## [Requirements]
Find each line with the string "Miracle" and copy it.

## [Entries]
● ● ● ● ●
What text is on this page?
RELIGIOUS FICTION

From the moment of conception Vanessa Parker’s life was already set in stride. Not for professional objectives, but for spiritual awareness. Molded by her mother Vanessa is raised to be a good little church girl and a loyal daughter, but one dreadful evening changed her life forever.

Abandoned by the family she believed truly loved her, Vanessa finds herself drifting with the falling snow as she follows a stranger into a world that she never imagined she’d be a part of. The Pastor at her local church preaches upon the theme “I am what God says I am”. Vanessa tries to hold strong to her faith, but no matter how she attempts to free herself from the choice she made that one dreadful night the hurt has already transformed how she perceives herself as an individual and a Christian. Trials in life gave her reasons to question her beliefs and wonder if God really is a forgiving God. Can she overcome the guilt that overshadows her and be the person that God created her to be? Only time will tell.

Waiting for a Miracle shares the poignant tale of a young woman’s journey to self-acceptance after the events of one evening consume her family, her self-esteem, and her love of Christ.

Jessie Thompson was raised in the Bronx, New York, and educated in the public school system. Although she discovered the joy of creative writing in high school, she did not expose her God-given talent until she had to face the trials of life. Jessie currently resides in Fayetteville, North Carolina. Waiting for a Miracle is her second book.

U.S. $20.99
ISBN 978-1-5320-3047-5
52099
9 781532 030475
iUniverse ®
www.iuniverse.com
● ● ● ● ●
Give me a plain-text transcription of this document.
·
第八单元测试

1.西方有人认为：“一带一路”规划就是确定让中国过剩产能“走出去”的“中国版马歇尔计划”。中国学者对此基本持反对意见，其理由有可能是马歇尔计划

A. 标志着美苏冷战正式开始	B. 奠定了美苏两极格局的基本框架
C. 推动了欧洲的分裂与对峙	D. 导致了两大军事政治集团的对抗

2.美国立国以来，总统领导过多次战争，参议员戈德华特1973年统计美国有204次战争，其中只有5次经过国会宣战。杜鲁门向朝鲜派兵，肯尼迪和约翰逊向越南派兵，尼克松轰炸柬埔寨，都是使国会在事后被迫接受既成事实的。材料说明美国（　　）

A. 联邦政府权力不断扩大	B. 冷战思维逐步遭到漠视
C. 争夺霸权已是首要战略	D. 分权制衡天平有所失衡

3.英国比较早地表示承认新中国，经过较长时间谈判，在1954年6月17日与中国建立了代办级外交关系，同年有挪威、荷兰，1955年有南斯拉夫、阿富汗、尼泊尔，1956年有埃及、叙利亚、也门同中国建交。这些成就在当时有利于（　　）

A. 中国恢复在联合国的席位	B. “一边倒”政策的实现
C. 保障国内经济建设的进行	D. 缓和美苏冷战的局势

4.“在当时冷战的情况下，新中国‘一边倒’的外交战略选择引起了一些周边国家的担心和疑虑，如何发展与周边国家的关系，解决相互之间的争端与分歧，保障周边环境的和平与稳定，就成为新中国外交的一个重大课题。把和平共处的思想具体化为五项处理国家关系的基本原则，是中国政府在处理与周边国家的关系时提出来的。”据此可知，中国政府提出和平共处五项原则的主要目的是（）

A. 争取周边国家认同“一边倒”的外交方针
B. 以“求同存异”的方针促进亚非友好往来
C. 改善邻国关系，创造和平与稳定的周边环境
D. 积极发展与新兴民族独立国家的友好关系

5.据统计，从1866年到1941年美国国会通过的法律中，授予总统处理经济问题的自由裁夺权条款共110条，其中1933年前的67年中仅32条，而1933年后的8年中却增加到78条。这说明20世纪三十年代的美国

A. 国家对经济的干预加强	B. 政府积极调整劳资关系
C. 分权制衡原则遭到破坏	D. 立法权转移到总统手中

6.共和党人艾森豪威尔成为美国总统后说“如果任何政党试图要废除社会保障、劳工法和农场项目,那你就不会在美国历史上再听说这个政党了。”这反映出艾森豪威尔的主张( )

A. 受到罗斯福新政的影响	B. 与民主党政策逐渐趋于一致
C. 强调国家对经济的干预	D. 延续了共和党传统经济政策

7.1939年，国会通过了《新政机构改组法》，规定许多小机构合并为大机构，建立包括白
● ● ● ● ●
## [Task solution]
Waiting for a Miracle shares the poignant tale of a young woman’s journey to self-acceptance after the events of one evening consume her family, her self-esteem, and her love of Christ.
Jessie Thompson was raised in the Bronx, New York, and educated in the public school system. Although she discovered the joy of creative writing in high school, she did not expose her God-given talent until she had to face the trials of life. Jessie currently resides in Fayetteville, North Carolina. Waiting for a Miracle is her second book.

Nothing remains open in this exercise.